start ENTRIES SUPPLIED

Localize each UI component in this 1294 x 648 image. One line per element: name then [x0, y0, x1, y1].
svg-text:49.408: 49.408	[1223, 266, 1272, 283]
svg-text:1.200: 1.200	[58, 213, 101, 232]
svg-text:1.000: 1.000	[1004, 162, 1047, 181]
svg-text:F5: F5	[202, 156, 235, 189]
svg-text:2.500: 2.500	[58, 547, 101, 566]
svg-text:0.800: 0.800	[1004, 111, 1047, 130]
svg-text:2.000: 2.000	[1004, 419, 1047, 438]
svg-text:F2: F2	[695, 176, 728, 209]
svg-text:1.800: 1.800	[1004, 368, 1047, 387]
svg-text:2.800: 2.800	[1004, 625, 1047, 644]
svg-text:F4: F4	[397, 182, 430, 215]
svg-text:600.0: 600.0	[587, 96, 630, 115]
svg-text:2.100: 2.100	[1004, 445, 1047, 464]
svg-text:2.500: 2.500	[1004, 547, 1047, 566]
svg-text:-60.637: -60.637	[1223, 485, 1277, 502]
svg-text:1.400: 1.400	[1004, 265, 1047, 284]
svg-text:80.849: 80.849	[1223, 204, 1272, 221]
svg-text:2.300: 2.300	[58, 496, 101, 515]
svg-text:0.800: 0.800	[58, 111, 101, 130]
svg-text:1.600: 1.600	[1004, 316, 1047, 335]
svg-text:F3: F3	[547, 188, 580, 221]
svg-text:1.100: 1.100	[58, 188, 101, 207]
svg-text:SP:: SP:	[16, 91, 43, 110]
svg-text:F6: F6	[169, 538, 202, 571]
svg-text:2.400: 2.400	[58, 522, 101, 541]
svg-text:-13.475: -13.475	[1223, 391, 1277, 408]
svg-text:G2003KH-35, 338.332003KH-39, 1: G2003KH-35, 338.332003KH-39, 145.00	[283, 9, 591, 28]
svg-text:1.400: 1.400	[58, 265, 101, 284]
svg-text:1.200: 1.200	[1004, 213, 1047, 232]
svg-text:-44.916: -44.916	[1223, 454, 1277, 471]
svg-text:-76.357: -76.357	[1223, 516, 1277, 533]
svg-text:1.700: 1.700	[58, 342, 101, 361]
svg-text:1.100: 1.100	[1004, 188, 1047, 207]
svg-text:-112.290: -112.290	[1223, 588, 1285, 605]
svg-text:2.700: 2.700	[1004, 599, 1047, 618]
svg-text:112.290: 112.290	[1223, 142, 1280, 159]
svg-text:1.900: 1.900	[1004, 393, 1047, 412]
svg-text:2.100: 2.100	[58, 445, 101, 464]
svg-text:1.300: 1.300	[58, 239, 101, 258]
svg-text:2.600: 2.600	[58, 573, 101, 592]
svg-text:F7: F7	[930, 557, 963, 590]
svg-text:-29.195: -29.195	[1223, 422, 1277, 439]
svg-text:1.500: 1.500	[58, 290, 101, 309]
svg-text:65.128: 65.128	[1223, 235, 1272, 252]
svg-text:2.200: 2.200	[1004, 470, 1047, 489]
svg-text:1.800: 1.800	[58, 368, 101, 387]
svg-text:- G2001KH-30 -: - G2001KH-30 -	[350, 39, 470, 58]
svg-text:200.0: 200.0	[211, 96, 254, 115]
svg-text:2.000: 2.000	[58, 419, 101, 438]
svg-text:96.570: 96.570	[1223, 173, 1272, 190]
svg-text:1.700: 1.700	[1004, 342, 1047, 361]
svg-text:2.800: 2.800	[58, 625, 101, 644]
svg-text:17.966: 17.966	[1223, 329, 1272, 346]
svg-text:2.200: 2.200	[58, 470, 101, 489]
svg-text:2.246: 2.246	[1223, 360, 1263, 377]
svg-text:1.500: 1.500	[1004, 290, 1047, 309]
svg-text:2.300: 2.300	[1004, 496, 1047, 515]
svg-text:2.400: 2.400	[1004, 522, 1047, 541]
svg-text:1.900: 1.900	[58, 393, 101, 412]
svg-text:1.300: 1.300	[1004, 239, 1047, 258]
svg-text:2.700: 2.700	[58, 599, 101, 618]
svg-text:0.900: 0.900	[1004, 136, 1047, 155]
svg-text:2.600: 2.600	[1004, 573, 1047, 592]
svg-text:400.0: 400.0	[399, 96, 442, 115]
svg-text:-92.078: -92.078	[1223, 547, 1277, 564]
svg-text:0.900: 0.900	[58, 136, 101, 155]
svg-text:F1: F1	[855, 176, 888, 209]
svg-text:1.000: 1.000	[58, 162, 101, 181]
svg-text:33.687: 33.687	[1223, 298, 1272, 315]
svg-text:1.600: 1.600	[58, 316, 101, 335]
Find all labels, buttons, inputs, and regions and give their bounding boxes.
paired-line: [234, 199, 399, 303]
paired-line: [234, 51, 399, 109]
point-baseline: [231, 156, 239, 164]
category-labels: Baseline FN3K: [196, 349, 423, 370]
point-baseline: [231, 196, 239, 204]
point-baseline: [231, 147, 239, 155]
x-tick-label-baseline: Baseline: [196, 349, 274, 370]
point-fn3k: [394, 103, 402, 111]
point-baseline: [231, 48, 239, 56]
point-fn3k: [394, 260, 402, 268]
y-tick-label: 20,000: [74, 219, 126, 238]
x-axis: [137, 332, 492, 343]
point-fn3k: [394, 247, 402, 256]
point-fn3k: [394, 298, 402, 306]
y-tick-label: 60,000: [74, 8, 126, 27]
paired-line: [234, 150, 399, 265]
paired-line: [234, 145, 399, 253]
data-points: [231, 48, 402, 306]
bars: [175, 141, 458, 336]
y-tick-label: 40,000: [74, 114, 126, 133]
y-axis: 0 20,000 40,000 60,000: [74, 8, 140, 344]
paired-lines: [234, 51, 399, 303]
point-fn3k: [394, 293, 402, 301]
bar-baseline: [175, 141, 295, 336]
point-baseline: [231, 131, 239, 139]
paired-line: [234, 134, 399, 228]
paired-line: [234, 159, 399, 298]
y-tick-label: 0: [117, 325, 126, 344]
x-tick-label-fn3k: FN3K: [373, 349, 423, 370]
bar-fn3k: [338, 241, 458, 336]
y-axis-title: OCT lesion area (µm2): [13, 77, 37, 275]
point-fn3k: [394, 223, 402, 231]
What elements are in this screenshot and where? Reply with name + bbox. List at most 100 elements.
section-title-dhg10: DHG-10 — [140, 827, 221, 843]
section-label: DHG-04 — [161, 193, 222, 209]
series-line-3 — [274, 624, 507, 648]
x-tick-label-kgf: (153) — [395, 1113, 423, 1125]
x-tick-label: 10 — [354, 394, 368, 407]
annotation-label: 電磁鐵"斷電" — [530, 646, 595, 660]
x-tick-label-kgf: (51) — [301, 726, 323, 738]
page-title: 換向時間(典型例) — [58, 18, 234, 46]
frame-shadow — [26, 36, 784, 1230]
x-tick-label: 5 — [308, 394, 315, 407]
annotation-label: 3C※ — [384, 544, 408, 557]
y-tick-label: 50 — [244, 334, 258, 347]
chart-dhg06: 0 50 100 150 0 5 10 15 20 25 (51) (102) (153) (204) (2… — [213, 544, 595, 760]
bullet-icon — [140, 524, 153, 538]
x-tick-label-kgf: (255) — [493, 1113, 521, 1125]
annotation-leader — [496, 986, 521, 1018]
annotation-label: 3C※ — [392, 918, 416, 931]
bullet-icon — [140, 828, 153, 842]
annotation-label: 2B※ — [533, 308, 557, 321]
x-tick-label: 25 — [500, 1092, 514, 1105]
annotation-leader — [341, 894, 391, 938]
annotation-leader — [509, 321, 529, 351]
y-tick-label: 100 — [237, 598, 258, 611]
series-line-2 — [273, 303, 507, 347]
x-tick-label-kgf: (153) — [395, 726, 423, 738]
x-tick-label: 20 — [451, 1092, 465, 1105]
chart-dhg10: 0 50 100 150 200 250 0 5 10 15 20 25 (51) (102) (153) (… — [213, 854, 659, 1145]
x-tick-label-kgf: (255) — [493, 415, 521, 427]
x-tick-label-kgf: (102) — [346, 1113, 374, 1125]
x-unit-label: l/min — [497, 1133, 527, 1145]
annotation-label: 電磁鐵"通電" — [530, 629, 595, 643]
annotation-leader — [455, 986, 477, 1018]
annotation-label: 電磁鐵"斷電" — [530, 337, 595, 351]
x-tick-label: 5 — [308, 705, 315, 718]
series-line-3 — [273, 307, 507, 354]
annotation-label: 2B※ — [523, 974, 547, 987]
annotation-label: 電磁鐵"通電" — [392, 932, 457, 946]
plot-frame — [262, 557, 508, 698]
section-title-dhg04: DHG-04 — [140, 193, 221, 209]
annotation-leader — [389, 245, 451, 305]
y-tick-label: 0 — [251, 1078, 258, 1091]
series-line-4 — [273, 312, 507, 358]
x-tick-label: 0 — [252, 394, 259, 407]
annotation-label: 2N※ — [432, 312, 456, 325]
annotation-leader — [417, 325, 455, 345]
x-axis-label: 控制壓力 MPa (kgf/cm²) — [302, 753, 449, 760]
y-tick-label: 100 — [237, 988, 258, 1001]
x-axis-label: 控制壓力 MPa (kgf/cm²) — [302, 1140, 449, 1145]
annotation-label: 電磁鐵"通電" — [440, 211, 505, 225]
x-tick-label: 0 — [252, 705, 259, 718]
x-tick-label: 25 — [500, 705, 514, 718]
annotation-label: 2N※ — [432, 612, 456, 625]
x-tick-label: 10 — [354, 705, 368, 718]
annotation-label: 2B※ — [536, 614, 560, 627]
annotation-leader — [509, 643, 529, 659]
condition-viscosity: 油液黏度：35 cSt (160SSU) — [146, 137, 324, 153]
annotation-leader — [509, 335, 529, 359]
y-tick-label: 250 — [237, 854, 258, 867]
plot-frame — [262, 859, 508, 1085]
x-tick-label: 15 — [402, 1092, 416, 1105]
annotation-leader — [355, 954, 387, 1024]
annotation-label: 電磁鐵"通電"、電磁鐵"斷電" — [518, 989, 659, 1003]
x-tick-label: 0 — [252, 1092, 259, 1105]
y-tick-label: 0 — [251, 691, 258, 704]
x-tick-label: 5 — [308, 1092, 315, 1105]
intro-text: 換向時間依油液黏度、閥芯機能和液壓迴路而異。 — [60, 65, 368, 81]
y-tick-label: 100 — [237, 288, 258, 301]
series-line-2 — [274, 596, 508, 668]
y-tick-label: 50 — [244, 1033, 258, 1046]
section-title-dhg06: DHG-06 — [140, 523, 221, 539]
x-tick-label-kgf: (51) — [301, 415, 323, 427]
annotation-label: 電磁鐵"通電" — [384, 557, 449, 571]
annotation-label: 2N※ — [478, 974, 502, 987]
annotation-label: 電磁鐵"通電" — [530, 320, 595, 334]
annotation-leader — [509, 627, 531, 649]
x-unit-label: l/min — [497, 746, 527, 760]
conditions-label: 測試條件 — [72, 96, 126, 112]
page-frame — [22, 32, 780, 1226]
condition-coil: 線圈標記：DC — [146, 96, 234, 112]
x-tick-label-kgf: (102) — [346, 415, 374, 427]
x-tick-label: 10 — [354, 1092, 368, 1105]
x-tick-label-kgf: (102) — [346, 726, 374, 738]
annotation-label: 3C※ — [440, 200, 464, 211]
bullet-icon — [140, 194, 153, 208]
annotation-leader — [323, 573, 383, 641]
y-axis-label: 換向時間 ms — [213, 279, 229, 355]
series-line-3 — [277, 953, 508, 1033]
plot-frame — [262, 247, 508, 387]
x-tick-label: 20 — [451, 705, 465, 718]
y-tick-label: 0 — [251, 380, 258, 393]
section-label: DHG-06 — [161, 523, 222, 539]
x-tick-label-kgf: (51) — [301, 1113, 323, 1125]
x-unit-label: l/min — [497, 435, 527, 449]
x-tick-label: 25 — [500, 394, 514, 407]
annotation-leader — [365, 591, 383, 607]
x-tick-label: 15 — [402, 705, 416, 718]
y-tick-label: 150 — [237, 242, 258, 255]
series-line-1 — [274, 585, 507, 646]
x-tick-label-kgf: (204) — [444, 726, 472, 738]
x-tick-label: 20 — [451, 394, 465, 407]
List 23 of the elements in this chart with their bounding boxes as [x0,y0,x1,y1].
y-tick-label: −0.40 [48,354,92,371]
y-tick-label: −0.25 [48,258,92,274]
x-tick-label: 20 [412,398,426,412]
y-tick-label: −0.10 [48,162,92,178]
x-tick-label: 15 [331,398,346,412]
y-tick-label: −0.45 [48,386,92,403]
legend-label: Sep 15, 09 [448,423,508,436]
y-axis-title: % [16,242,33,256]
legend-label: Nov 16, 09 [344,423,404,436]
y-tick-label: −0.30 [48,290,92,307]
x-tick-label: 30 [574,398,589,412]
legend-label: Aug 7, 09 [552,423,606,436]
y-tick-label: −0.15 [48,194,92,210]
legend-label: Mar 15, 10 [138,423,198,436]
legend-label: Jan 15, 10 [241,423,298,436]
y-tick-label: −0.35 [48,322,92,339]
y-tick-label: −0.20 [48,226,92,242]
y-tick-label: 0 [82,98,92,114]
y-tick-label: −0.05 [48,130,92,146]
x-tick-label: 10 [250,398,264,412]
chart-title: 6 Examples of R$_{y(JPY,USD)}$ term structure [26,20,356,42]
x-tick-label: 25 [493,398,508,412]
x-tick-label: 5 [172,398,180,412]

end ENTRIES SUPPLIED

## PROBLEM REQUIREMENTS:
Please print the rows above from the first one through the row containing "162, 1047, 181]", inclusive, copying each line without any change.

## REPLY TO THE EXERCISE:
Localize each UI component in this 1294 x 648 image. One line per element: name then [x0, y0, x1, y1].
svg-text:49.408: 49.408	[1223, 266, 1272, 283]
svg-text:1.200: 1.200	[58, 213, 101, 232]
svg-text:1.000: 1.000	[1004, 162, 1047, 181]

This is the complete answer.